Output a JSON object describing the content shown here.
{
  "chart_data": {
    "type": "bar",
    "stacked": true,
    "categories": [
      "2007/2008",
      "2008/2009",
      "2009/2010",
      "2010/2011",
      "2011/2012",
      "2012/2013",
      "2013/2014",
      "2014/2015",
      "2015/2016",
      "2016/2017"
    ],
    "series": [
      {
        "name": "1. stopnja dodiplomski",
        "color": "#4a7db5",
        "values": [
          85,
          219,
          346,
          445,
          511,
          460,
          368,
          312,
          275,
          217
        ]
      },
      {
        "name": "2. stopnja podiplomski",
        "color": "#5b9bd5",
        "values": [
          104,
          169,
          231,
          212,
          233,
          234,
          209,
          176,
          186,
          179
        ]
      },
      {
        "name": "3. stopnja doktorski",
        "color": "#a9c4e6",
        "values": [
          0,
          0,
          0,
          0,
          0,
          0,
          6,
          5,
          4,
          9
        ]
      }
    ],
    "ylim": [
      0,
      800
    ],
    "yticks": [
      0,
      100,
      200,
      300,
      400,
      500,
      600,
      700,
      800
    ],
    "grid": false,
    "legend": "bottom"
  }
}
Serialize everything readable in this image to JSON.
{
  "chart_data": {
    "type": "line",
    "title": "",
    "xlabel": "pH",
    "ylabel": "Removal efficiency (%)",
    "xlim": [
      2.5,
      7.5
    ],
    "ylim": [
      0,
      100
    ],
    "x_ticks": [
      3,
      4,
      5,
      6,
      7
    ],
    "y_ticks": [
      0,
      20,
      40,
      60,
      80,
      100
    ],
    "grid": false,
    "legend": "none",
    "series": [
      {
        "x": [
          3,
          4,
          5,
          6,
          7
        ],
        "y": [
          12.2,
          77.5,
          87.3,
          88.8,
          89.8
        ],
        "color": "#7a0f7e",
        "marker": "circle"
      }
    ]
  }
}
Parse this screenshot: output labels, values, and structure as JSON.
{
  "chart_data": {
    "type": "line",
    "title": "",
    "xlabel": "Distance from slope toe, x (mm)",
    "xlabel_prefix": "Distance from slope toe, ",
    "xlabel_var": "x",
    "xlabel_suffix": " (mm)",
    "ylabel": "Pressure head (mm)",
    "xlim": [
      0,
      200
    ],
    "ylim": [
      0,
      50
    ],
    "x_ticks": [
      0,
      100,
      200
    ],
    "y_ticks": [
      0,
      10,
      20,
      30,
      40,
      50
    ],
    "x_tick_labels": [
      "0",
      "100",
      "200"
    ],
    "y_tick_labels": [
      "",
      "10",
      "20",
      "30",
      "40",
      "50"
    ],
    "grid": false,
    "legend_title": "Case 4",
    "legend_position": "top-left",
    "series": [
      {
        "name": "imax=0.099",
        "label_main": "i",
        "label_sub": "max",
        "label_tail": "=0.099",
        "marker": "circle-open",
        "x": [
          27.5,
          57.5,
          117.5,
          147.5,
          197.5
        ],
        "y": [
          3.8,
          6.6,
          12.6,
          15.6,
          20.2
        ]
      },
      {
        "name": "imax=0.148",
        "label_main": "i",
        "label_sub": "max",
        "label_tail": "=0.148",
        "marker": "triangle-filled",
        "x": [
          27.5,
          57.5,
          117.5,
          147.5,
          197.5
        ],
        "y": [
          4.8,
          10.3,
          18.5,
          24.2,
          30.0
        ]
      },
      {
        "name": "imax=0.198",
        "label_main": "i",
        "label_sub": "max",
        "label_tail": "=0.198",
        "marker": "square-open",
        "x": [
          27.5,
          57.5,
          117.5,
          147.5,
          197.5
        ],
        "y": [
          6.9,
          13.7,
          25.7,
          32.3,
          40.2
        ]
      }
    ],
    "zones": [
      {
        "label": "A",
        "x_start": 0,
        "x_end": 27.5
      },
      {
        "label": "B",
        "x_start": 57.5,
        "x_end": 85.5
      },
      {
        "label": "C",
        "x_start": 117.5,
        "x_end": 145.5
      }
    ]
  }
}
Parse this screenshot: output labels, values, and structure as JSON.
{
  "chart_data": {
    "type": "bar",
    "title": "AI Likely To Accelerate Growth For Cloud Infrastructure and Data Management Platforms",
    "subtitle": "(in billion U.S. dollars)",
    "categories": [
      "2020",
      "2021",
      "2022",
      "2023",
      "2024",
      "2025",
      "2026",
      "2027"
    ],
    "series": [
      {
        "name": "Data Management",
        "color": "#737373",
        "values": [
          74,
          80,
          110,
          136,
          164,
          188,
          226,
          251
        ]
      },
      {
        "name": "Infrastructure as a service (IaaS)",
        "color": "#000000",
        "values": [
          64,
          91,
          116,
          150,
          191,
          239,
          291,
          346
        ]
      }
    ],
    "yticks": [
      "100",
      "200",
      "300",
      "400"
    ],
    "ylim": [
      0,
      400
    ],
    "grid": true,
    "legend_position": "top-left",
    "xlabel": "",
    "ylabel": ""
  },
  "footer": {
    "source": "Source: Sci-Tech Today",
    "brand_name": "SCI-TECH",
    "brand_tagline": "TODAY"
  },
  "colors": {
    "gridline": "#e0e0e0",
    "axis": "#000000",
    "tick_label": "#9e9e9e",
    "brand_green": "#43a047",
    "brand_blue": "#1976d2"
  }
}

===

_The task_. Please repeat the material above, word for word and in full.

_Solution to the problem_.
Output a JSON object describing the content shown here.
{
  "chart_data": {
    "type": "bar",
    "stacked": true,
    "categories": [
      "2007/2008",
      "2008/2009",
      "2009/2010",
      "2010/2011",
      "2011/2012",
      "2012/2013",
      "2013/2014",
      "2014/2015",
      "2015/2016",
      "2016/2017"
    ],
    "series": [
      {
        "name": "1. stopnja dodiplomski",
        "color": "#4a7db5",
        "values": [
          85,
          219,
          346,
          445,
          511,
          460,
          368,
          312,
          275,
          217
        ]
      },
      {
        "name": "2. stopnja podiplomski",
        "color": "#5b9bd5",
        "values": [
          104,
          169,
          231,
          212,
          233,
          234,
          209,
          176,
          186,
          179
        ]
      },
      {
        "name": "3. stopnja doktorski",
        "color": "#a9c4e6",
        "values": [
          0,
          0,
          0,
          0,
          0,
          0,
          6,
          5,
          4,
          9
        ]
      }
    ],
    "ylim": [
      0,
      800
    ],
    "yticks": [
      0,
      100,
      200,
      300,
      400,
      500,
      600,
      700,
      800
    ],
    "grid": false,
    "legend": "bottom"
  }
}
Serialize everything readable in this image to JSON.
{
  "chart_data": {
    "type": "line",
    "title": "",
    "xlabel": "pH",
    "ylabel": "Removal efficiency (%)",
    "xlim": [
      2.5,
      7.5
    ],
    "ylim": [
      0,
      100
    ],
    "x_ticks": [
      3,
      4,
      5,
      6,
      7
    ],
    "y_ticks": [
      0,
      20,
      40,
      60,
      80,
      100
    ],
    "grid": false,
    "legend": "none",
    "series": [
      {
        "x": [
          3,
          4,
          5,
          6,
          7
        ],
        "y": [
          12.2,
          77.5,
          87.3,
          88.8,
          89.8
        ],
        "color": "#7a0f7e",
        "marker": "circle"
      }
    ]
  }
}
Parse this screenshot: output labels, values, and structure as JSON.
{
  "chart_data": {
    "type": "line",
    "title": "",
    "xlabel": "Distance from slope toe, x (mm)",
    "xlabel_prefix": "Distance from slope toe, ",
    "xlabel_var": "x",
    "xlabel_suffix": " (mm)",
    "ylabel": "Pressure head (mm)",
    "xlim": [
      0,
      200
    ],
    "ylim": [
      0,
      50
    ],
    "x_ticks": [
      0,
      100,
      200
    ],
    "y_ticks": [
      0,
      10,
      20,
      30,
      40,
      50
    ],
    "x_tick_labels": [
      "0",
      "100",
      "200"
    ],
    "y_tick_labels": [
      "",
      "10",
      "20",
      "30",
      "40",
      "50"
    ],
    "grid": false,
    "legend_title": "Case 4",
    "legend_position": "top-left",
    "series": [
      {
        "name": "imax=0.099",
        "label_main": "i",
        "label_sub": "max",
        "label_tail": "=0.099",
        "marker": "circle-open",
        "x": [
          27.5,
          57.5,
          117.5,
          147.5,
          197.5
        ],
        "y": [
          3.8,
          6.6,
          12.6,
          15.6,
          20.2
        ]
      },
      {
        "name": "imax=0.148",
        "label_main": "i",
        "label_sub": "max",
        "label_tail": "=0.148",
        "marker": "triangle-filled",
        "x": [
          27.5,
          57.5,
          117.5,
          147.5,
          197.5
        ],
        "y": [
          4.8,
          10.3,
          18.5,
          24.2,
          30.0
        ]
      },
      {
        "name": "imax=0.198",
        "label_main": "i",
        "label_sub": "max",
        "label_tail": "=0.198",
        "marker": "square-open",
        "x": [
          27.5,
          57.5,
          117.5,
          147.5,
          197.5
        ],
        "y": [
          6.9,
          13.7,
          25.7,
          32.3,
          40.2
        ]
      }
    ],
    "zones": [
      {
        "label": "A",
        "x_start": 0,
        "x_end": 27.5
      },
      {
        "label": "B",
        "x_start": 57.5,
        "x_end": 85.5
      },
      {
        "label": "C",
        "x_start": 117.5,
        "x_end": 145.5
      }
    ]
  }
}
Parse this screenshot: output labels, values, and structure as JSON.
{
  "chart_data": {
    "type": "bar",
    "title": "AI Likely To Accelerate Growth For Cloud Infrastructure and Data Management Platforms",
    "subtitle": "(in billion U.S. dollars)",
    "categories": [
      "2020",
      "2021",
      "2022",
      "2023",
      "2024",
      "2025",
      "2026",
      "2027"
    ],
    "series": [
      {
        "name": "Data Management",
        "color": "#737373",
        "values": [
          74,
          80,
          110,
          136,
          164,
          188,
          226,
          251
        ]
      },
      {
        "name": "Infrastructure as a service (IaaS)",
        "color": "#000000",
        "values": [
          64,
          91,
          116,
          150,
          191,
          239,
          291,
          346
        ]
      }
    ],
    "yticks": [
      "100",
      "200",
      "300",
      "400"
    ],
    "ylim": [
      0,
      400
    ],
    "grid": true,
    "legend_position": "top-left",
    "xlabel": "",
    "ylabel": ""
  },
  "footer": {
    "source": "Source: Sci-Tech Today",
    "brand_name": "SCI-TECH",
    "brand_tagline": "TODAY"
  },
  "colors": {
    "gridline": "#e0e0e0",
    "axis": "#000000",
    "tick_label": "#9e9e9e",
    "brand_green": "#43a047",
    "brand_blue": "#1976d2"
  }
}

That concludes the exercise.